* [What needs to be done]:
Report every line from the material that contains the word "Health".

Dataset listings of figures:

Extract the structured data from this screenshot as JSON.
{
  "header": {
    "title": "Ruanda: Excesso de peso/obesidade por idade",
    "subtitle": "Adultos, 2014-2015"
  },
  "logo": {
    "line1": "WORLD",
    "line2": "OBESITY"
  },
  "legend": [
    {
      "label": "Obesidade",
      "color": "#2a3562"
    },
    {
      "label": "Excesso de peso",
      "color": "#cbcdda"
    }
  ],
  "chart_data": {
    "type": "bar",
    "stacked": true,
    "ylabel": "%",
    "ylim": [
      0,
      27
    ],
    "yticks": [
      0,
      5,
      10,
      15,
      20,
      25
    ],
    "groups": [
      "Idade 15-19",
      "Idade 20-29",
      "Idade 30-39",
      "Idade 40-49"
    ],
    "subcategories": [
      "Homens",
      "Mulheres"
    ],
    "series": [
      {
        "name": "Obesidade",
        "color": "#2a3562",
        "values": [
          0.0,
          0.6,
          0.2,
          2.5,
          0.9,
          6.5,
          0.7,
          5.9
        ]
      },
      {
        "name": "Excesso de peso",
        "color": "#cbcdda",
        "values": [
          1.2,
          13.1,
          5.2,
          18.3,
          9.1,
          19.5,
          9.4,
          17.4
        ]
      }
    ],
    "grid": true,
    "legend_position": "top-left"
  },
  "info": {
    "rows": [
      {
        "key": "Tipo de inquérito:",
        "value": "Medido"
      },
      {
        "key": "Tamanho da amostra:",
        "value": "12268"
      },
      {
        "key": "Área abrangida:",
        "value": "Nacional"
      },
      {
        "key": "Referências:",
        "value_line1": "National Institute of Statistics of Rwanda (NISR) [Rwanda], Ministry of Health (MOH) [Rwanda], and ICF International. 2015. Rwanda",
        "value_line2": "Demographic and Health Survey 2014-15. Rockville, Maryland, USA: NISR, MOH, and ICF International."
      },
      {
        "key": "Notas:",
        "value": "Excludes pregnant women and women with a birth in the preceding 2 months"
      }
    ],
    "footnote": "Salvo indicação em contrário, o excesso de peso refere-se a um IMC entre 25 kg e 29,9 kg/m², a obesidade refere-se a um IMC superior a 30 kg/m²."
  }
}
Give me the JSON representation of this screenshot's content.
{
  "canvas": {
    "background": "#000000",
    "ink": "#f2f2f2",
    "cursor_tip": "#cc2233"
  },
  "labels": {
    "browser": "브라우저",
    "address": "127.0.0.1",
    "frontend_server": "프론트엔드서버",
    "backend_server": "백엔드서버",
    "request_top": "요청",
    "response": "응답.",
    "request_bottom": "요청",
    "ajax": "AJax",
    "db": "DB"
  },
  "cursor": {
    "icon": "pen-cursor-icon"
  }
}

* [The reply]:
        "value_line1": "National Institute of Statistics of Rwanda (NISR) [Rwanda], Ministry of Health (MOH) [Rwanda], and ICF International. 2015. Rwanda",
        "value_line2": "Demographic and Health Survey 2014-15. Rockville, Maryland, USA: NISR, MOH, and ICF International."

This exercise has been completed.